**OBJECTIF VISÉ**. Traduisez en anglais, s'il vous plaît, cette phrase de l'intervention sur la manutention portuaire : « La loi du 6 septembre 1947 a constitué de ce point de vue une étape cruciale, en permettant de concilier deux objectifs apparemment exclusifs, la flexibilité et la stabilité. »
═════ EXTRAIT DU DOCUMENT
Intervention de Philippe Duron

Réunion du 17 juin 2015 à 9h30
Commission du développement durable et de l'aménagement du territoire

Photo issue du site de l'Assemblée nationale ou de WikipediaPhilippe Duron, rapporteur :

Il s'agit d'un texte à la fois très technique et très simple, qui a trois objectifs. Le premier est d'adapter le droit aux évolutions démographiques de la population des dockers. Le deuxième est de clarifier le domaine d'intervention des ouvriers dockers sur le domaine public portuaire. Le troisième est de transposer les résultats de la négociation entre les parties prenantes de la manutention portuaire, lancée en 2013 par le Gouvernement.

Tributaire des incertitudes météorologiques, des rythmes saisonniers et des aléas du commerce, la manutention portuaire a, dès l'Ancien Régime, fait l'objet d'une organisation particulière, notamment pour l'emploi de la main-d'oeuvre.

Le XXe siècle a été marqué par un effort continu pour favoriser la constitution d'un noyau de main-d'oeuvre stable dont la gestion permette cependant une adaptation aux fluctuations caractéristiques de l'activité portuaire.

La loi du 6 septembre 1947 a constitué de ce point de vue une étape cruciale, en permettant de concilier deux objectifs apparemment exclusifs, la flexibilité et la stabilité.
══════════
═════ DONNÉES FOURNIES
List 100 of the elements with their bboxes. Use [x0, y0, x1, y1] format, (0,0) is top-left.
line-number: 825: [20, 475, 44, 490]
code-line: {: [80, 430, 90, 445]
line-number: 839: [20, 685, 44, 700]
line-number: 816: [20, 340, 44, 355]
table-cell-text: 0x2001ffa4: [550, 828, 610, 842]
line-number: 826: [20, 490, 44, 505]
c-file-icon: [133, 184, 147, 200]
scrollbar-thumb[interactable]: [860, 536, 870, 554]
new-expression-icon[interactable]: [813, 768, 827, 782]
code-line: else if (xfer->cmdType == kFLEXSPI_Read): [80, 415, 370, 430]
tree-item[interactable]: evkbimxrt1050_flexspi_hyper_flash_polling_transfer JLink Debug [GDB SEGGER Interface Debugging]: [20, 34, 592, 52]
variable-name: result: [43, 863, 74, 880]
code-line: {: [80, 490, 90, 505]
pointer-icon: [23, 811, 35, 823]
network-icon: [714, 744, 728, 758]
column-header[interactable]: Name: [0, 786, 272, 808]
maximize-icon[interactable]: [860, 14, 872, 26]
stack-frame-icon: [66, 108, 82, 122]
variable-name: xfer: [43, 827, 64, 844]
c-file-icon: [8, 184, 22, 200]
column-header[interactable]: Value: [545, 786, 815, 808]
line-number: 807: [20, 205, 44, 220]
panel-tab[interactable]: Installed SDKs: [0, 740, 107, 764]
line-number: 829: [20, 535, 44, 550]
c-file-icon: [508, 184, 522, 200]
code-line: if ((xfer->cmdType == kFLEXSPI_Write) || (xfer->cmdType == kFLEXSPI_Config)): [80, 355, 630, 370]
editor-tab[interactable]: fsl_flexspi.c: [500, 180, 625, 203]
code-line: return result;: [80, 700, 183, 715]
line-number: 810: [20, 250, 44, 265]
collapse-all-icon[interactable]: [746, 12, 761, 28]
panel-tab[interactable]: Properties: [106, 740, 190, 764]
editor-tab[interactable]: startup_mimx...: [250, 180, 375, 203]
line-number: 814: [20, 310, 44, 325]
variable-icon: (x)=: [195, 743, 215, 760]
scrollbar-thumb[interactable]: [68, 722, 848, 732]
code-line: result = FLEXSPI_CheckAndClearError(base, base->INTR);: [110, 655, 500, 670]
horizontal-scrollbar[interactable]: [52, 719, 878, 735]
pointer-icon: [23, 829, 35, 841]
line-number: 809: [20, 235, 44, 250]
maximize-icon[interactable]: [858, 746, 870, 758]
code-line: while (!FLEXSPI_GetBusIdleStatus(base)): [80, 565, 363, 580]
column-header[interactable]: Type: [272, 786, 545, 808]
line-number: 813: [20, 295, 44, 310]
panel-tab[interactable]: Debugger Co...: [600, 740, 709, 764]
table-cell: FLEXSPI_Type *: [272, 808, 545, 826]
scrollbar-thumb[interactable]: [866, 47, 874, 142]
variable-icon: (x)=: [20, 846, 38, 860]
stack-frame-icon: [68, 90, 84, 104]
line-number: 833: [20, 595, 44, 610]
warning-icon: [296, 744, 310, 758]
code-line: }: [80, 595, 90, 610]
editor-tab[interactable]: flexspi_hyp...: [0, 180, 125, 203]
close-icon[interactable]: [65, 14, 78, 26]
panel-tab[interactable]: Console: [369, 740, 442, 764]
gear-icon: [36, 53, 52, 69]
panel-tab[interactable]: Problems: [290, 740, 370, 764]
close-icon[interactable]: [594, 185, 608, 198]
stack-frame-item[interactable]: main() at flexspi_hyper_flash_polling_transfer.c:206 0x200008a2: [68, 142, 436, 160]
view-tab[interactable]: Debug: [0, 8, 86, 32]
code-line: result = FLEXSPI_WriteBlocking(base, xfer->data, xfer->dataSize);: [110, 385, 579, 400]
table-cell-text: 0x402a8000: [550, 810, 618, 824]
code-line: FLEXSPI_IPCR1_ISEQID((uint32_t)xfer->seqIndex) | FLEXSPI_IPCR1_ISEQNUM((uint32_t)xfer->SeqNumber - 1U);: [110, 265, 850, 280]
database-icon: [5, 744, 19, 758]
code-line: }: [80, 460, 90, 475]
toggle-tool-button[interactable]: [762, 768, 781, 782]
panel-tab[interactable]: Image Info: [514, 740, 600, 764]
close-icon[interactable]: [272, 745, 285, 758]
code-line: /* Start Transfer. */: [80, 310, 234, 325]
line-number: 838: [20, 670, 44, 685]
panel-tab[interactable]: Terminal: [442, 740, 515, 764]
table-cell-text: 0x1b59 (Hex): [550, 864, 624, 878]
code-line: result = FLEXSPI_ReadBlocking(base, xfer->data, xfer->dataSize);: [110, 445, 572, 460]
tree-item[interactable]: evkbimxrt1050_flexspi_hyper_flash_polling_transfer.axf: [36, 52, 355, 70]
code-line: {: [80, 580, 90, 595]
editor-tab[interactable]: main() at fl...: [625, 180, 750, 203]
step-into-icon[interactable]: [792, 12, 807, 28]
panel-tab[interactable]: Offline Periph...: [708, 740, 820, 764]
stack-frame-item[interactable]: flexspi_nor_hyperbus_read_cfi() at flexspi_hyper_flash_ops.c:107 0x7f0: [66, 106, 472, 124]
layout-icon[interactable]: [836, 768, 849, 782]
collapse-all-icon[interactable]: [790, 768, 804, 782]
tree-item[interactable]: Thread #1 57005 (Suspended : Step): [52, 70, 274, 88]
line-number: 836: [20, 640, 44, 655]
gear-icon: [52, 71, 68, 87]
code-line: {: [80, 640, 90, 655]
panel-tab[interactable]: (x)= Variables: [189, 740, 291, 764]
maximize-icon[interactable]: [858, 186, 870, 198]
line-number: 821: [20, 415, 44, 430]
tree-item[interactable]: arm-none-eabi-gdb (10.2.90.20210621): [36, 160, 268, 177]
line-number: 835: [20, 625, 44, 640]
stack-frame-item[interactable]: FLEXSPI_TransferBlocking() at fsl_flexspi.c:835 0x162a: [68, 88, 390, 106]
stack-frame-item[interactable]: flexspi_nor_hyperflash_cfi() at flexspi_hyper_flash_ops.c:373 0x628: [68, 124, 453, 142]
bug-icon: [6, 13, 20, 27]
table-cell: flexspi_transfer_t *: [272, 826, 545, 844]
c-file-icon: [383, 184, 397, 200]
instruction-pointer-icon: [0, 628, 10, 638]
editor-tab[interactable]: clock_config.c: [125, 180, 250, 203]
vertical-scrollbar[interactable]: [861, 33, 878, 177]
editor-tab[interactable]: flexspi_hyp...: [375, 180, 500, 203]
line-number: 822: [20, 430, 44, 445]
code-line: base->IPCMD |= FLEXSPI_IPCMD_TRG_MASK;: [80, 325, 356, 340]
══════════
**EXERCICE CORRIGÉ**. From this standpoint, the law of September 6, 1947 was a crucial step, making it possible to reconcile two seemingly mutually exclusive goals, flexibility and stability.